*** Items ***

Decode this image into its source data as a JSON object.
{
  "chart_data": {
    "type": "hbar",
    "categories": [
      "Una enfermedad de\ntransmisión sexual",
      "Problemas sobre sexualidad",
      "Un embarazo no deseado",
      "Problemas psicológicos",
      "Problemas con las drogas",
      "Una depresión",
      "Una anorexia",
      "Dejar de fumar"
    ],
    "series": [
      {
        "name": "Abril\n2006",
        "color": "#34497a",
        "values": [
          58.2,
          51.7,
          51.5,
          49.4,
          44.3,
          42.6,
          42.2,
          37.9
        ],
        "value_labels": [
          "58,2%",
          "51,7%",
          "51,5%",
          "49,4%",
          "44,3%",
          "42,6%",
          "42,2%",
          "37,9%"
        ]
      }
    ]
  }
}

***

→ **Task statement**:
Copy out every line from the material above in which the word "Problemas" appears.

→ **The reply**:
      "Problemas sobre sexualidad",
      "Problemas psicológicos",
      "Problemas con las drogas",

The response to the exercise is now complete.